───── Records ─────

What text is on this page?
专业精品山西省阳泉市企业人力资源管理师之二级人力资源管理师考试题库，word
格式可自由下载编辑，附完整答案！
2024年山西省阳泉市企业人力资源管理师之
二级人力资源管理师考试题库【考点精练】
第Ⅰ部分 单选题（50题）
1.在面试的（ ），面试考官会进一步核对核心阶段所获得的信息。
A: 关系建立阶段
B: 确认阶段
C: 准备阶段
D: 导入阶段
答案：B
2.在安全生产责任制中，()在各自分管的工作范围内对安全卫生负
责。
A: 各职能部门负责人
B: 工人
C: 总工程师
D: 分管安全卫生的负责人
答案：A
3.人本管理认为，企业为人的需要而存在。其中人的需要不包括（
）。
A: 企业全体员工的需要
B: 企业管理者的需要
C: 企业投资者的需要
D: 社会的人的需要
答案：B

─────

## Set problem:
Print the whole listing exactly as it is.

## Answer in full:
What text is on this page?
专业精品山西省阳泉市企业人力资源管理师之二级人力资源管理师考试题库，word
格式可自由下载编辑，附完整答案！
2024年山西省阳泉市企业人力资源管理师之
二级人力资源管理师考试题库【考点精练】
第Ⅰ部分 单选题（50题）
1.在面试的（ ），面试考官会进一步核对核心阶段所获得的信息。
A: 关系建立阶段
B: 确认阶段
C: 准备阶段
D: 导入阶段
答案：B
2.在安全生产责任制中，()在各自分管的工作范围内对安全卫生负
责。
A: 各职能部门负责人
B: 工人
C: 总工程师
D: 分管安全卫生的负责人
答案：A
3.人本管理认为，企业为人的需要而存在。其中人的需要不包括（
）。
A: 企业全体员工的需要
B: 企业管理者的需要
C: 企业投资者的需要
D: 社会的人的需要
答案：B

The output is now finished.